* Start Recorded data *

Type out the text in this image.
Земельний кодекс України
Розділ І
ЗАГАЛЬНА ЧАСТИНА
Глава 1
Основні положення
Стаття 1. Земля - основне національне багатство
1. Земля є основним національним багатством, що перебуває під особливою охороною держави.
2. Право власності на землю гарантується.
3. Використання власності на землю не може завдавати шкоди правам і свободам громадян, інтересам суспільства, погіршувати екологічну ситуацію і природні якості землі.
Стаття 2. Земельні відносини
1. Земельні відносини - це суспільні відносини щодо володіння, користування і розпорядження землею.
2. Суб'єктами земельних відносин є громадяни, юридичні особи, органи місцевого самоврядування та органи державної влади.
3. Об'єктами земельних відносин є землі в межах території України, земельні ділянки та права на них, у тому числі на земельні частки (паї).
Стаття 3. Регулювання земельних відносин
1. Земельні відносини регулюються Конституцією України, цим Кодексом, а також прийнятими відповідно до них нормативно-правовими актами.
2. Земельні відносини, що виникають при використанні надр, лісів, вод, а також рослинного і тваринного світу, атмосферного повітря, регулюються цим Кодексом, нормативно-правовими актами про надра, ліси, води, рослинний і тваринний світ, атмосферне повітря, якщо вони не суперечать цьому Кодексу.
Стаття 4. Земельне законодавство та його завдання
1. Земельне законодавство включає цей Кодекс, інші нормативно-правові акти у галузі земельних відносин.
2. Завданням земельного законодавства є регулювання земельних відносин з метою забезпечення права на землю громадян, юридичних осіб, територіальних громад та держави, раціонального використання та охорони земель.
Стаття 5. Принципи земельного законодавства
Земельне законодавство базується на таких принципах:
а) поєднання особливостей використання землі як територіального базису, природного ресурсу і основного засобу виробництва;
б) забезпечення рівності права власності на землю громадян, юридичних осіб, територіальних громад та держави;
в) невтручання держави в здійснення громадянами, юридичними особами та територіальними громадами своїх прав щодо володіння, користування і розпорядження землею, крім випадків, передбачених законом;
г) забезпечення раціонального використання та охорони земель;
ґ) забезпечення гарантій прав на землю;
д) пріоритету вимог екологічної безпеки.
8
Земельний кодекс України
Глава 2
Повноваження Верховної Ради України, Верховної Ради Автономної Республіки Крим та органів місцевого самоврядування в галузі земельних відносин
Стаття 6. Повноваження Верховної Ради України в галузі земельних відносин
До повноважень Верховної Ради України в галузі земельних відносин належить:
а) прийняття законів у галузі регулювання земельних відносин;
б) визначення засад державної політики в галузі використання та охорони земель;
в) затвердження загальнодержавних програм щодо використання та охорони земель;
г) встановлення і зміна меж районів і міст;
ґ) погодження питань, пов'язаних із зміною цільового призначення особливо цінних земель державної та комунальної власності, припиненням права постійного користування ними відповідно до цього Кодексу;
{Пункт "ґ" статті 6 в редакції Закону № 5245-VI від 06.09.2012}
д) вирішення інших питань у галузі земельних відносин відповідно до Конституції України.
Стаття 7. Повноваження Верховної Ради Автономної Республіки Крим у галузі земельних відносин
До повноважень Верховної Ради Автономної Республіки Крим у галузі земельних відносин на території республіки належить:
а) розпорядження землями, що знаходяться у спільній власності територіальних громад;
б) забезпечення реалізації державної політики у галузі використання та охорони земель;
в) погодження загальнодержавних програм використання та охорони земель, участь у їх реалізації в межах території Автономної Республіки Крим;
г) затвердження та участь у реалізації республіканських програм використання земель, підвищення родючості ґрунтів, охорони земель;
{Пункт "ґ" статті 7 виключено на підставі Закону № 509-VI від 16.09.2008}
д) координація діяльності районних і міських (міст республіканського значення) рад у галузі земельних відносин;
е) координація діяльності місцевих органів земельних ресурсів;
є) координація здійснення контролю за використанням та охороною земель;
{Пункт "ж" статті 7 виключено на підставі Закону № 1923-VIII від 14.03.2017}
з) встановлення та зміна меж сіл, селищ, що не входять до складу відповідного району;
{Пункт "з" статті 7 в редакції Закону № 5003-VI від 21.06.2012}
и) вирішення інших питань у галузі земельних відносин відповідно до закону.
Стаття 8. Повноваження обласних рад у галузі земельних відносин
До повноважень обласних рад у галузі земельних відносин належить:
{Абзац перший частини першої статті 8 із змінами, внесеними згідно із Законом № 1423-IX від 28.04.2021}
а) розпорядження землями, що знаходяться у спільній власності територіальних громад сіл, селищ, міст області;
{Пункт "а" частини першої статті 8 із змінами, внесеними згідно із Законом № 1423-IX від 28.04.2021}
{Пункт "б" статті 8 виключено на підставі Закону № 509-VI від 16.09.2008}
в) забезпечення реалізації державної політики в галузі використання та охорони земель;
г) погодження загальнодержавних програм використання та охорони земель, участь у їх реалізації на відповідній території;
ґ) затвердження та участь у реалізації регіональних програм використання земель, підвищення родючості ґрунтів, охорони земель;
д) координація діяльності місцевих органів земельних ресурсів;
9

* End Recorded data *

Using the listing above, please repeat every entry exactly.

Type out the text in this image.
Земельний кодекс України
Розділ І
ЗАГАЛЬНА ЧАСТИНА
Глава 1
Основні положення
Стаття 1. Земля - основне національне багатство
1. Земля є основним національним багатством, що перебуває під особливою охороною держави.
2. Право власності на землю гарантується.
3. Використання власності на землю не може завдавати шкоди правам і свободам громадян, інтересам суспільства, погіршувати екологічну ситуацію і природні якості землі.
Стаття 2. Земельні відносини
1. Земельні відносини - це суспільні відносини щодо володіння, користування і розпорядження землею.
2. Суб'єктами земельних відносин є громадяни, юридичні особи, органи місцевого самоврядування та органи державної влади.
3. Об'єктами земельних відносин є землі в межах території України, земельні ділянки та права на них, у тому числі на земельні частки (паї).
Стаття 3. Регулювання земельних відносин
1. Земельні відносини регулюються Конституцією України, цим Кодексом, а також прийнятими відповідно до них нормативно-правовими актами.
2. Земельні відносини, що виникають при використанні надр, лісів, вод, а також рослинного і тваринного світу, атмосферного повітря, регулюються цим Кодексом, нормативно-правовими актами про надра, ліси, води, рослинний і тваринний світ, атмосферне повітря, якщо вони не суперечать цьому Кодексу.
Стаття 4. Земельне законодавство та його завдання
1. Земельне законодавство включає цей Кодекс, інші нормативно-правові акти у галузі земельних відносин.
2. Завданням земельного законодавства є регулювання земельних відносин з метою забезпечення права на землю громадян, юридичних осіб, територіальних громад та держави, раціонального використання та охорони земель.
Стаття 5. Принципи земельного законодавства
Земельне законодавство базується на таких принципах:
а) поєднання особливостей використання землі як територіального базису, природного ресурсу і основного засобу виробництва;
б) забезпечення рівності права власності на землю громадян, юридичних осіб, територіальних громад та держави;
в) невтручання держави в здійснення громадянами, юридичними особами та територіальними громадами своїх прав щодо володіння, користування і розпорядження землею, крім випадків, передбачених законом;
г) забезпечення раціонального використання та охорони земель;
ґ) забезпечення гарантій прав на землю;
д) пріоритету вимог екологічної безпеки.
8
Земельний кодекс України
Глава 2
Повноваження Верховної Ради України, Верховної Ради Автономної Республіки Крим та органів місцевого самоврядування в галузі земельних відносин
Стаття 6. Повноваження Верховної Ради України в галузі земельних відносин
До повноважень Верховної Ради України в галузі земельних відносин належить:
а) прийняття законів у галузі регулювання земельних відносин;
б) визначення засад державної політики в галузі використання та охорони земель;
в) затвердження загальнодержавних програм щодо використання та охорони земель;
г) встановлення і зміна меж районів і міст;
ґ) погодження питань, пов'язаних із зміною цільового призначення особливо цінних земель державної та комунальної власності, припиненням права постійного користування ними відповідно до цього Кодексу;
{Пункт "ґ" статті 6 в редакції Закону № 5245-VI від 06.09.2012}
д) вирішення інших питань у галузі земельних відносин відповідно до Конституції України.
Стаття 7. Повноваження Верховної Ради Автономної Республіки Крим у галузі земельних відносин
До повноважень Верховної Ради Автономної Республіки Крим у галузі земельних відносин на території республіки належить:
а) розпорядження землями, що знаходяться у спільній власності територіальних громад;
б) забезпечення реалізації державної політики у галузі використання та охорони земель;
в) погодження загальнодержавних програм використання та охорони земель, участь у їх реалізації в межах території Автономної Республіки Крим;
г) затвердження та участь у реалізації республіканських програм використання земель, підвищення родючості ґрунтів, охорони земель;
{Пункт "ґ" статті 7 виключено на підставі Закону № 509-VI від 16.09.2008}
д) координація діяльності районних і міських (міст республіканського значення) рад у галузі земельних відносин;
е) координація діяльності місцевих органів земельних ресурсів;
є) координація здійснення контролю за використанням та охороною земель;
{Пункт "ж" статті 7 виключено на підставі Закону № 1923-VIII від 14.03.2017}
з) встановлення та зміна меж сіл, селищ, що не входять до складу відповідного району;
{Пункт "з" статті 7 в редакції Закону № 5003-VI від 21.06.2012}
и) вирішення інших питань у галузі земельних відносин відповідно до закону.
Стаття 8. Повноваження обласних рад у галузі земельних відносин
До повноважень обласних рад у галузі земельних відносин належить:
{Абзац перший частини першої статті 8 із змінами, внесеними згідно із Законом № 1423-IX від 28.04.2021}
а) розпорядження землями, що знаходяться у спільній власності територіальних громад сіл, селищ, міст області;
{Пункт "а" частини першої статті 8 із змінами, внесеними згідно із Законом № 1423-IX від 28.04.2021}
{Пункт "б" статті 8 виключено на підставі Закону № 509-VI від 16.09.2008}
в) забезпечення реалізації державної політики в галузі використання та охорони земель;
г) погодження загальнодержавних програм використання та охорони земель, участь у їх реалізації на відповідній території;
ґ) затвердження та участь у реалізації регіональних програм використання земель, підвищення родючості ґрунтів, охорони земель;
д) координація діяльності місцевих органів земельних ресурсів;
9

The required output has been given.